▶ TASK DESCRIPTION
Copy these records line for line, leaving out the pictures.
[START RECORDS FOR PROCESSING]
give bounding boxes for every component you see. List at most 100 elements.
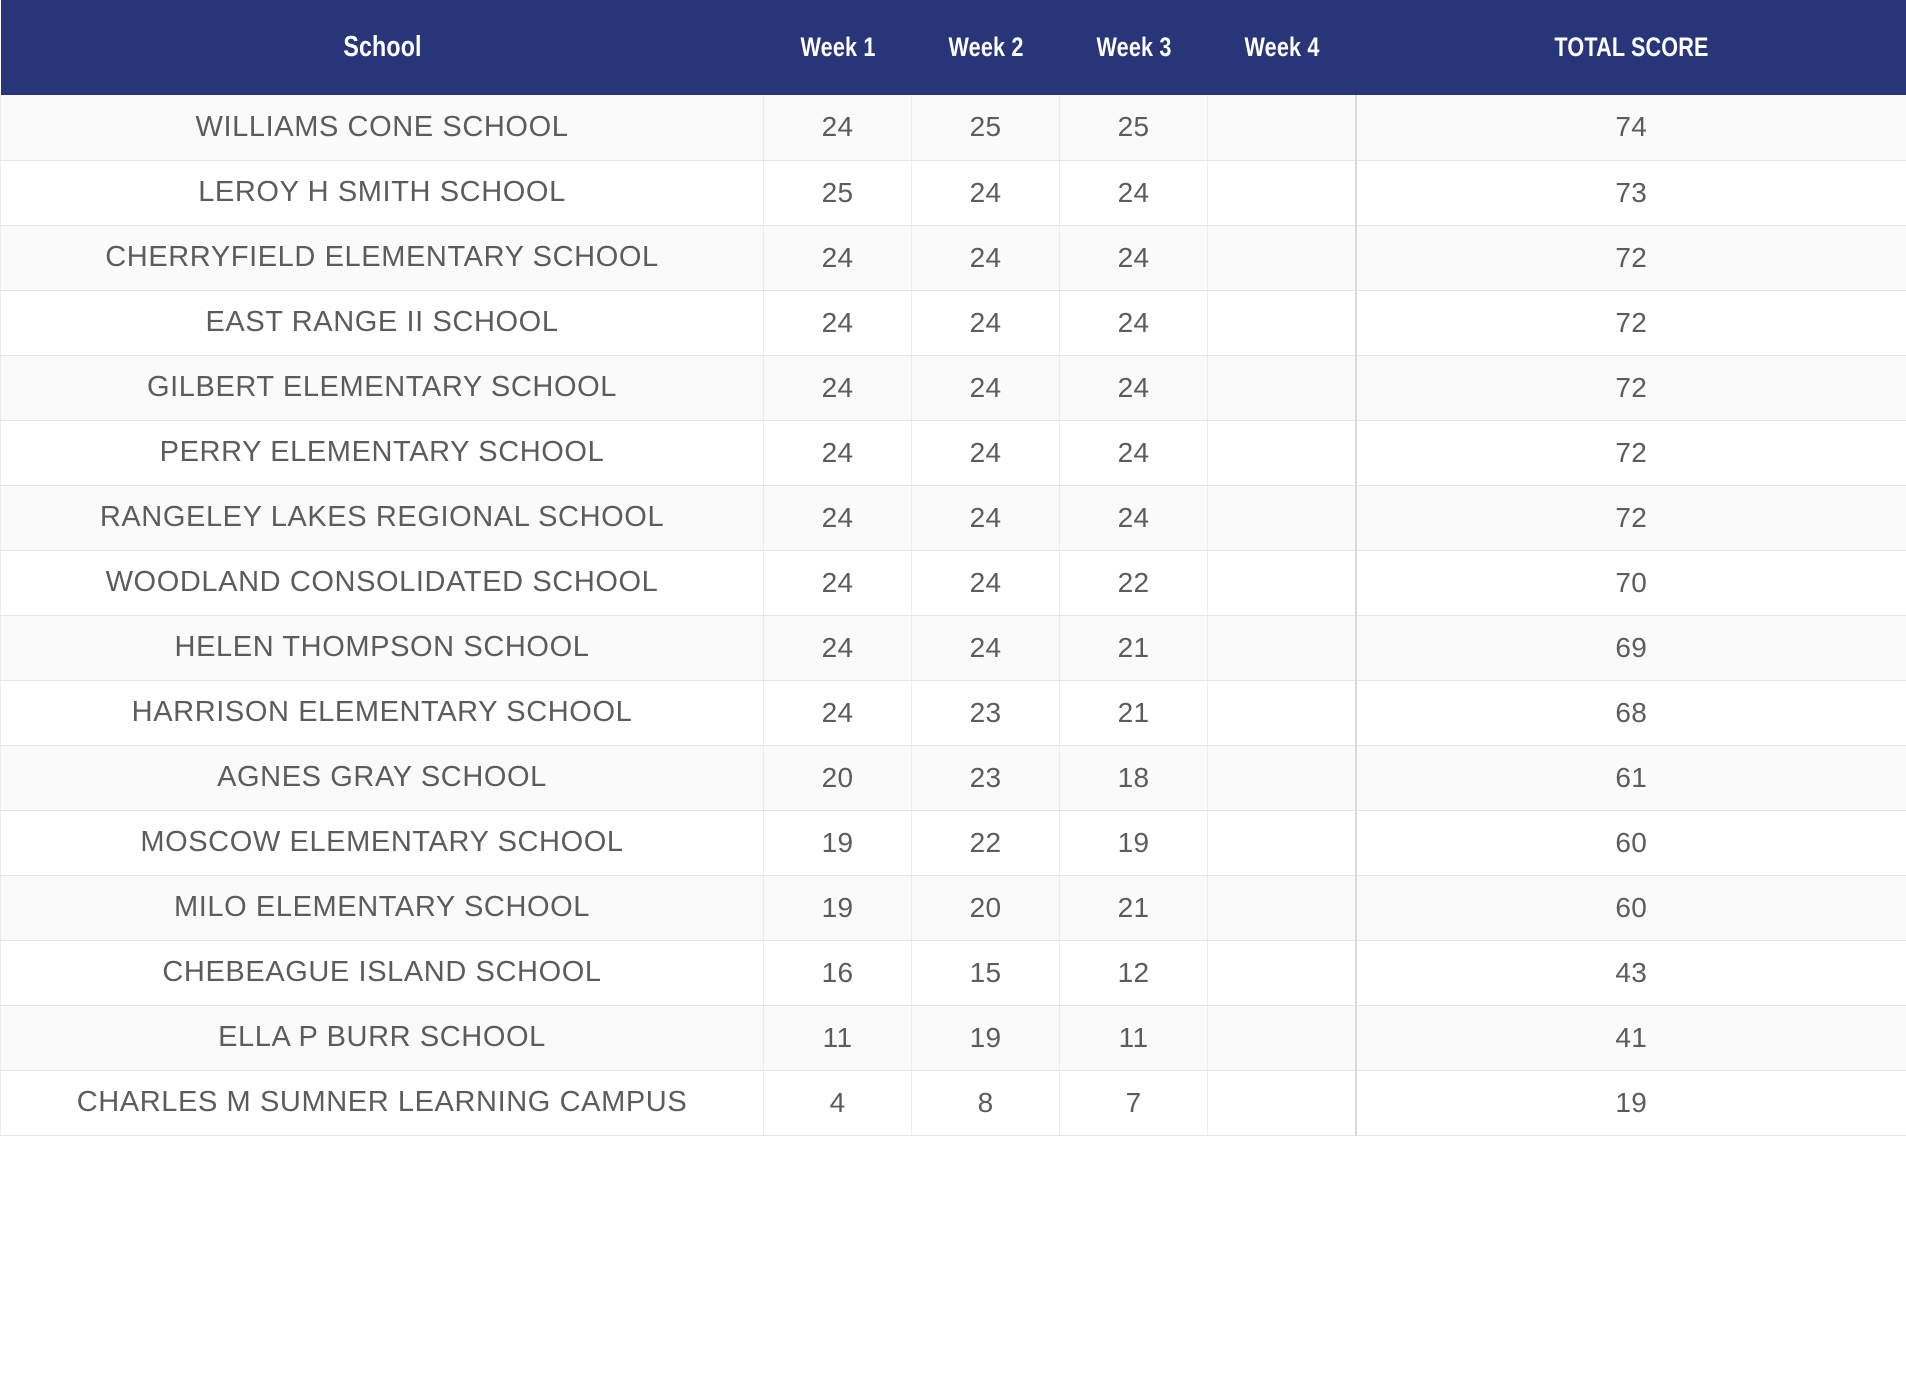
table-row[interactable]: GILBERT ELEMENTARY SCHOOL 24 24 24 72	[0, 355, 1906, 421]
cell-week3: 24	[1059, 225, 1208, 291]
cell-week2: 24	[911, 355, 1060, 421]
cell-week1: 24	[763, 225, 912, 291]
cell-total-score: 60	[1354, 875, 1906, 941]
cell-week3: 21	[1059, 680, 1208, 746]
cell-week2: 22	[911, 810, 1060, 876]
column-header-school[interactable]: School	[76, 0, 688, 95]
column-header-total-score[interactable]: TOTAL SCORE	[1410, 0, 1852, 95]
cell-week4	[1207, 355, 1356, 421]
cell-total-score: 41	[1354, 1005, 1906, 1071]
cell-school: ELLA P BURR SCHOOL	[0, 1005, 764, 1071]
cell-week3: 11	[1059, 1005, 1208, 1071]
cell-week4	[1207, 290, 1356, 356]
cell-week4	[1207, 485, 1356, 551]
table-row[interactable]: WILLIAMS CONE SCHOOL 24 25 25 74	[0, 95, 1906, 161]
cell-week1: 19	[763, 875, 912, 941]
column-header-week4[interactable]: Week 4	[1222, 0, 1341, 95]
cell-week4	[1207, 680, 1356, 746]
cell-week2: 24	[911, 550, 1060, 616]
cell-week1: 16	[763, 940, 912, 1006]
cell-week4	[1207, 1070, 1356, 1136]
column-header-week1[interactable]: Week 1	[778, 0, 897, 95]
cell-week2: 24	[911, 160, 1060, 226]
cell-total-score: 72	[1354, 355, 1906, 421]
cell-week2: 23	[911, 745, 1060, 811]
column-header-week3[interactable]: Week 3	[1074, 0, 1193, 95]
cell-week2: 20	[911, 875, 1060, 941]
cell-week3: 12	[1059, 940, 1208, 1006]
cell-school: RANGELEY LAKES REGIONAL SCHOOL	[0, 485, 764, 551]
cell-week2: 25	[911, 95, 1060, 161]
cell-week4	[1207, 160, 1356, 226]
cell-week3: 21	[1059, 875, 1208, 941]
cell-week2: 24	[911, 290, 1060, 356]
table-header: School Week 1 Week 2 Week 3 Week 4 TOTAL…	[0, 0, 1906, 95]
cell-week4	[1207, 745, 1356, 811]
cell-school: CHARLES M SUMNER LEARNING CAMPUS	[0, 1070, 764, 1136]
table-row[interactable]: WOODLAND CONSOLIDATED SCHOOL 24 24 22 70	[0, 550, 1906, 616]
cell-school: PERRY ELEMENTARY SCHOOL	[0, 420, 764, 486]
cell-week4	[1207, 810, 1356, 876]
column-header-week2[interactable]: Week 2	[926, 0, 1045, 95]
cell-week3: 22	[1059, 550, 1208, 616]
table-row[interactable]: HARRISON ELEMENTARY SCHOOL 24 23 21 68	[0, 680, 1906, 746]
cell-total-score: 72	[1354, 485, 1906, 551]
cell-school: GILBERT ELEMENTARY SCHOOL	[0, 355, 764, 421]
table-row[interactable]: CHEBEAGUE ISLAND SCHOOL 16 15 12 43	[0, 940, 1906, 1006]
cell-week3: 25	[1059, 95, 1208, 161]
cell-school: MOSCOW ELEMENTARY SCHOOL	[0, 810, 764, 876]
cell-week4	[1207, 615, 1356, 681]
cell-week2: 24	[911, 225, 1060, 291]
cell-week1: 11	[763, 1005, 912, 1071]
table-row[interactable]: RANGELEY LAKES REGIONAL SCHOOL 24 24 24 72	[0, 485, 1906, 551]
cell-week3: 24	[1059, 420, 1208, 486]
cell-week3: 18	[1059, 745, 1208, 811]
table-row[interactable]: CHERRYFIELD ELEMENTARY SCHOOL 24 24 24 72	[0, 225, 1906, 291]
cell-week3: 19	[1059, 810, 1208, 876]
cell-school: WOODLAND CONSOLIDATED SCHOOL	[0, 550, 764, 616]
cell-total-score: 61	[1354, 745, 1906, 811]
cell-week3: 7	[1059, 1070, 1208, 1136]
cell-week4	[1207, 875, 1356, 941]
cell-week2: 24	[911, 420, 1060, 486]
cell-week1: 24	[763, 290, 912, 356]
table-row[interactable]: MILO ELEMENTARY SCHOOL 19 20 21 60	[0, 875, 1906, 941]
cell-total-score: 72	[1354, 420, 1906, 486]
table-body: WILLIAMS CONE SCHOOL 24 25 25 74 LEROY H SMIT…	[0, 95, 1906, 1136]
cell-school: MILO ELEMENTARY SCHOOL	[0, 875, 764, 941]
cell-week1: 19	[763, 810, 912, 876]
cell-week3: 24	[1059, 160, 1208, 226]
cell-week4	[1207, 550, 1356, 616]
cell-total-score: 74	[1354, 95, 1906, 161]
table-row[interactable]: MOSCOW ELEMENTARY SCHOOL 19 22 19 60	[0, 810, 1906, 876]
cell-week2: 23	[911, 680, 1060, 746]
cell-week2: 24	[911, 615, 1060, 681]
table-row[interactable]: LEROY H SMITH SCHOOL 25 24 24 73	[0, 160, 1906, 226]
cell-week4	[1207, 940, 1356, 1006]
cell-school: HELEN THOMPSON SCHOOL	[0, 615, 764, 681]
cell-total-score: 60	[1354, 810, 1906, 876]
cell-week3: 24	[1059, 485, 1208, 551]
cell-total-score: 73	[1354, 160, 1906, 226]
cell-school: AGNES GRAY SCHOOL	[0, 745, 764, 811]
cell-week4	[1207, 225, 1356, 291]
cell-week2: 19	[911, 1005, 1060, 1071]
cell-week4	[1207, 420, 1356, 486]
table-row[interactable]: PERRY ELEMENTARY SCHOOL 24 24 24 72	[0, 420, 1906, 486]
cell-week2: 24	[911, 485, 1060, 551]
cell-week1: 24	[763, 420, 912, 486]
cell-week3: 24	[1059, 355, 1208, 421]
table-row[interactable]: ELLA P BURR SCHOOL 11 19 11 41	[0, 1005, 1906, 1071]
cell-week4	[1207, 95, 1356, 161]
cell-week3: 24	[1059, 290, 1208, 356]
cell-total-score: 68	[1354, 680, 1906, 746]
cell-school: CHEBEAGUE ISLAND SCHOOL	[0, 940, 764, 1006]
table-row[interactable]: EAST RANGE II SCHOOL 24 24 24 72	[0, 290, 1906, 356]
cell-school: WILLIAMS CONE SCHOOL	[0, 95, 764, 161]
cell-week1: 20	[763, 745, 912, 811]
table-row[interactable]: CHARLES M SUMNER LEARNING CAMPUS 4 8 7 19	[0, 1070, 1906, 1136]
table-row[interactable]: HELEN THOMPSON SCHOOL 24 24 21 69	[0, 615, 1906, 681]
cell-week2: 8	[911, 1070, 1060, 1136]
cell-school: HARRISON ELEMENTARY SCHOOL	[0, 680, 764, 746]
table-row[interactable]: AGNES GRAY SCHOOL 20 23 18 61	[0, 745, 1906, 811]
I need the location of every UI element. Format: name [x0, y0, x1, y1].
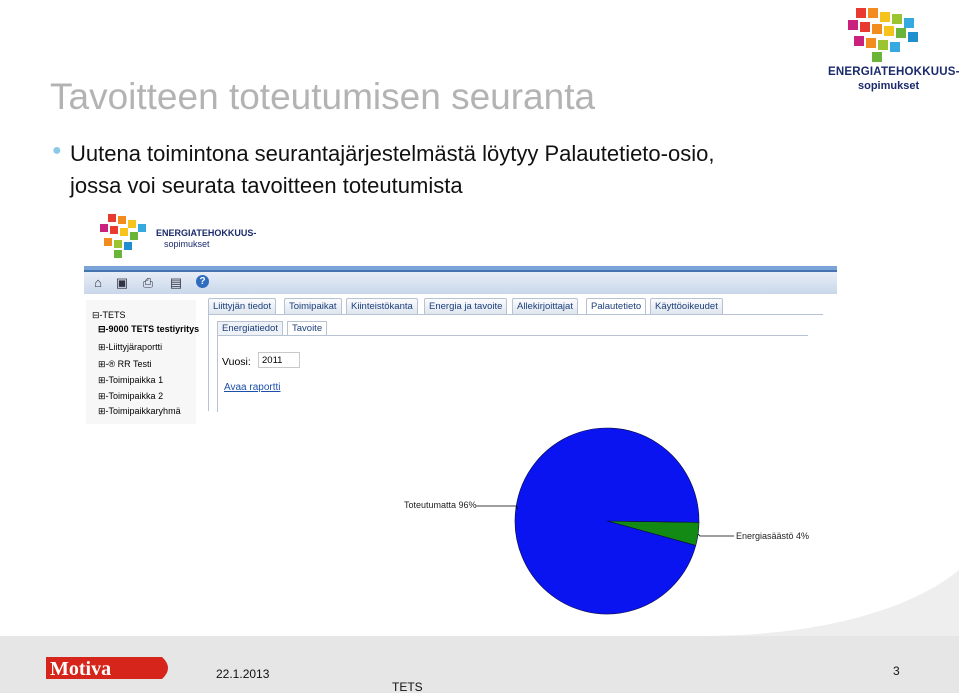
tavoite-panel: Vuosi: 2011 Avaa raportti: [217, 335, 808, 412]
[END RECORDS FOR PROCESSING]
▶ OUTPUT FOR THIS EXERCISE
give bounding boxes for every component you see. List at most 100 elements.
table-row[interactable]: GILBERT ELEMENTARY SCHOOL 24 24 24 72	[0, 355, 1906, 421]
cell-week3: 24	[1059, 225, 1208, 291]
cell-week2: 24	[911, 355, 1060, 421]
cell-week1: 24	[763, 225, 912, 291]
cell-total-score: 60	[1354, 875, 1906, 941]
cell-week3: 21	[1059, 680, 1208, 746]
cell-week2: 22	[911, 810, 1060, 876]
column-header-school[interactable]: School	[76, 0, 688, 95]
column-header-total-score[interactable]: TOTAL SCORE	[1410, 0, 1852, 95]
cell-week4	[1207, 355, 1356, 421]
cell-total-score: 41	[1354, 1005, 1906, 1071]
cell-school: ELLA P BURR SCHOOL	[0, 1005, 764, 1071]
cell-week3: 11	[1059, 1005, 1208, 1071]
cell-week4	[1207, 290, 1356, 356]
cell-week4	[1207, 485, 1356, 551]
table-row[interactable]: WILLIAMS CONE SCHOOL 24 25 25 74	[0, 95, 1906, 161]
cell-week1: 19	[763, 875, 912, 941]
column-header-week4[interactable]: Week 4	[1222, 0, 1341, 95]
cell-week4	[1207, 680, 1356, 746]
cell-week2: 24	[911, 550, 1060, 616]
cell-week1: 16	[763, 940, 912, 1006]
cell-week4	[1207, 1070, 1356, 1136]
column-header-week1[interactable]: Week 1	[778, 0, 897, 95]
cell-week2: 24	[911, 160, 1060, 226]
cell-total-score: 72	[1354, 355, 1906, 421]
cell-week2: 23	[911, 745, 1060, 811]
column-header-week3[interactable]: Week 3	[1074, 0, 1193, 95]
cell-week2: 20	[911, 875, 1060, 941]
cell-week3: 12	[1059, 940, 1208, 1006]
cell-school: RANGELEY LAKES REGIONAL SCHOOL	[0, 485, 764, 551]
cell-week2: 25	[911, 95, 1060, 161]
cell-week4	[1207, 160, 1356, 226]
cell-week3: 21	[1059, 875, 1208, 941]
cell-week2: 24	[911, 290, 1060, 356]
table-header: School Week 1 Week 2 Week 3 Week 4 TOTAL…	[0, 0, 1906, 95]
cell-week4	[1207, 745, 1356, 811]
cell-school: CHARLES M SUMNER LEARNING CAMPUS	[0, 1070, 764, 1136]
table-row[interactable]: WOODLAND CONSOLIDATED SCHOOL 24 24 22 70	[0, 550, 1906, 616]
cell-school: PERRY ELEMENTARY SCHOOL	[0, 420, 764, 486]
cell-week4	[1207, 810, 1356, 876]
column-header-week2[interactable]: Week 2	[926, 0, 1045, 95]
cell-week3: 22	[1059, 550, 1208, 616]
table-row[interactable]: HARRISON ELEMENTARY SCHOOL 24 23 21 68	[0, 680, 1906, 746]
cell-total-score: 72	[1354, 485, 1906, 551]
cell-school: GILBERT ELEMENTARY SCHOOL	[0, 355, 764, 421]
table-row[interactable]: CHEBEAGUE ISLAND SCHOOL 16 15 12 43	[0, 940, 1906, 1006]
cell-week3: 25	[1059, 95, 1208, 161]
cell-school: MOSCOW ELEMENTARY SCHOOL	[0, 810, 764, 876]
cell-week4	[1207, 615, 1356, 681]
cell-week2: 24	[911, 225, 1060, 291]
cell-week1: 11	[763, 1005, 912, 1071]
table-row[interactable]: RANGELEY LAKES REGIONAL SCHOOL 24 24 24 72	[0, 485, 1906, 551]
cell-week3: 24	[1059, 420, 1208, 486]
cell-week3: 18	[1059, 745, 1208, 811]
table-row[interactable]: CHERRYFIELD ELEMENTARY SCHOOL 24 24 24 72	[0, 225, 1906, 291]
cell-week3: 19	[1059, 810, 1208, 876]
cell-school: WOODLAND CONSOLIDATED SCHOOL	[0, 550, 764, 616]
cell-total-score: 61	[1354, 745, 1906, 811]
cell-week3: 7	[1059, 1070, 1208, 1136]
cell-week4	[1207, 875, 1356, 941]
cell-week2: 24	[911, 420, 1060, 486]
cell-week1: 24	[763, 290, 912, 356]
table-row[interactable]: MILO ELEMENTARY SCHOOL 19 20 21 60	[0, 875, 1906, 941]
cell-total-score: 72	[1354, 420, 1906, 486]
table-body: WILLIAMS CONE SCHOOL 24 25 25 74 LEROY H SMIT…	[0, 95, 1906, 1136]
cell-school: MILO ELEMENTARY SCHOOL	[0, 875, 764, 941]
cell-week1: 19	[763, 810, 912, 876]
cell-week3: 24	[1059, 160, 1208, 226]
cell-week4	[1207, 550, 1356, 616]
cell-total-score: 74	[1354, 95, 1906, 161]
table-row[interactable]: MOSCOW ELEMENTARY SCHOOL 19 22 19 60	[0, 810, 1906, 876]
cell-week2: 23	[911, 680, 1060, 746]
cell-week2: 24	[911, 615, 1060, 681]
table-row[interactable]: LEROY H SMITH SCHOOL 25 24 24 73	[0, 160, 1906, 226]
cell-week4	[1207, 940, 1356, 1006]
cell-school: HELEN THOMPSON SCHOOL	[0, 615, 764, 681]
cell-total-score: 60	[1354, 810, 1906, 876]
cell-week3: 24	[1059, 485, 1208, 551]
cell-total-score: 73	[1354, 160, 1906, 226]
cell-school: AGNES GRAY SCHOOL	[0, 745, 764, 811]
cell-week4	[1207, 225, 1356, 291]
cell-week2: 19	[911, 1005, 1060, 1071]
cell-week4	[1207, 420, 1356, 486]
table-row[interactable]: PERRY ELEMENTARY SCHOOL 24 24 24 72	[0, 420, 1906, 486]
cell-week2: 24	[911, 485, 1060, 551]
cell-week1: 24	[763, 420, 912, 486]
cell-week3: 24	[1059, 355, 1208, 421]
table-row[interactable]: ELLA P BURR SCHOOL 11 19 11 41	[0, 1005, 1906, 1071]
cell-week4	[1207, 95, 1356, 161]
cell-week3: 24	[1059, 290, 1208, 356]
cell-total-score: 68	[1354, 680, 1906, 746]
cell-school: CHEBEAGUE ISLAND SCHOOL	[0, 940, 764, 1006]
table-row[interactable]: EAST RANGE II SCHOOL 24 24 24 72	[0, 290, 1906, 356]
cell-school: WILLIAMS CONE SCHOOL	[0, 95, 764, 161]
cell-week1: 20	[763, 745, 912, 811]
table-row[interactable]: CHARLES M SUMNER LEARNING CAMPUS 4 8 7 19	[0, 1070, 1906, 1136]
table-row[interactable]: HELEN THOMPSON SCHOOL 24 24 21 69	[0, 615, 1906, 681]
cell-week2: 8	[911, 1070, 1060, 1136]
cell-school: HARRISON ELEMENTARY SCHOOL	[0, 680, 764, 746]
table-row[interactable]: AGNES GRAY SCHOOL 20 23 18 61	[0, 745, 1906, 811]
I need the location of every UI element. Format: name [x0, y0, x1, y1].
tavoite-panel: Vuosi: 2011 Avaa raportti: [217, 335, 808, 412]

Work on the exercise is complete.